## Dataset entries:
----
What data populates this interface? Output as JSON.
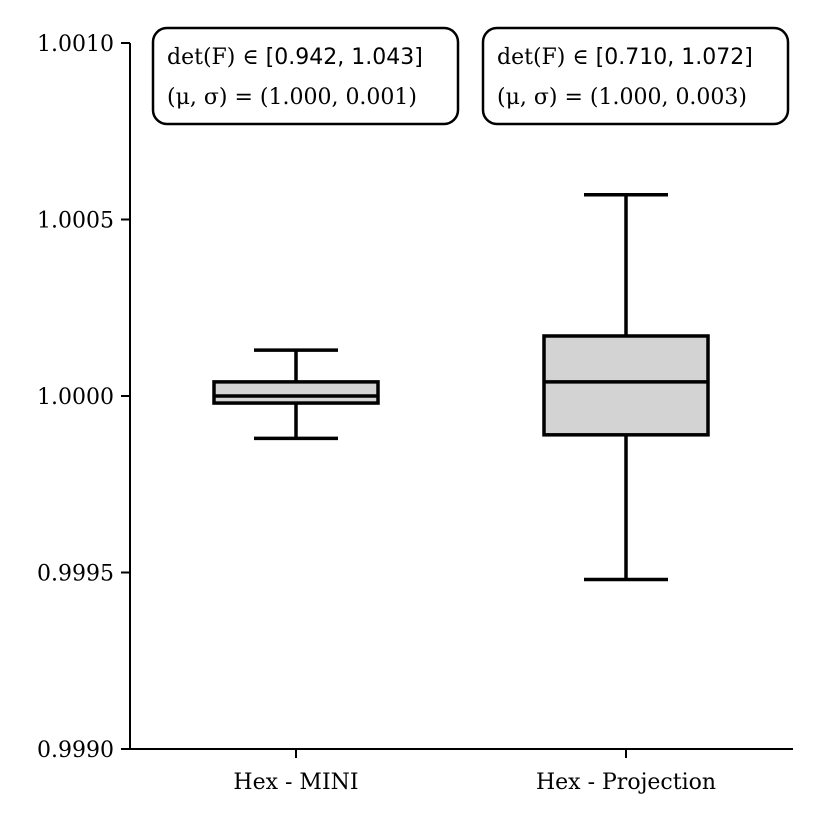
{
  "chart_data": {
    "type": "box",
    "categories": [
      "Hex - MINI",
      "Hex - Projection"
    ],
    "ylim": [
      0.999,
      1.001
    ],
    "yticks": [
      {
        "value": 0.999,
        "label": "0.9990"
      },
      {
        "value": 0.9995,
        "label": "0.9995"
      },
      {
        "value": 1.0,
        "label": "1.0000"
      },
      {
        "value": 1.0005,
        "label": "1.0005"
      },
      {
        "value": 1.001,
        "label": "1.0010"
      }
    ],
    "boxes": [
      {
        "category": "Hex - MINI",
        "whisker_low": 0.99988,
        "q1": 0.99998,
        "median": 1.0,
        "q3": 1.00004,
        "whisker_high": 1.00013,
        "fill": "#d3d3d3"
      },
      {
        "category": "Hex - Projection",
        "whisker_low": 0.99948,
        "q1": 0.99989,
        "median": 1.00004,
        "q3": 1.00017,
        "whisker_high": 1.00057,
        "fill": "#d3d3d3"
      }
    ],
    "annotations": [
      {
        "line1_prefix": "det(F) ∈ ",
        "line1_range": "[0.942, 1.043]",
        "line2": "(μ, σ) = (1.000, 0.001)"
      },
      {
        "line1_prefix": "det(F) ∈ ",
        "line1_range": "[0.710, 1.072]",
        "line2": "(μ, σ) = (1.000, 0.003)"
      }
    ],
    "grid": false
  }
}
----
## What you need to do:
Restate every record exactly, please; do not copy the pictures.

## Written answer:
What data populates this interface? Output as JSON.
{
  "chart_data": {
    "type": "box",
    "categories": [
      "Hex - MINI",
      "Hex - Projection"
    ],
    "ylim": [
      0.999,
      1.001
    ],
    "yticks": [
      {
        "value": 0.999,
        "label": "0.9990"
      },
      {
        "value": 0.9995,
        "label": "0.9995"
      },
      {
        "value": 1.0,
        "label": "1.0000"
      },
      {
        "value": 1.0005,
        "label": "1.0005"
      },
      {
        "value": 1.001,
        "label": "1.0010"
      }
    ],
    "boxes": [
      {
        "category": "Hex - MINI",
        "whisker_low": 0.99988,
        "q1": 0.99998,
        "median": 1.0,
        "q3": 1.00004,
        "whisker_high": 1.00013,
        "fill": "#d3d3d3"
      },
      {
        "category": "Hex - Projection",
        "whisker_low": 0.99948,
        "q1": 0.99989,
        "median": 1.00004,
        "q3": 1.00017,
        "whisker_high": 1.00057,
        "fill": "#d3d3d3"
      }
    ],
    "annotations": [
      {
        "line1_prefix": "det(F) ∈ ",
        "line1_range": "[0.942, 1.043]",
        "line2": "(μ, σ) = (1.000, 0.001)"
      },
      {
        "line1_prefix": "det(F) ∈ ",
        "line1_range": "[0.710, 1.072]",
        "line2": "(μ, σ) = (1.000, 0.003)"
      }
    ],
    "grid": false
  }
}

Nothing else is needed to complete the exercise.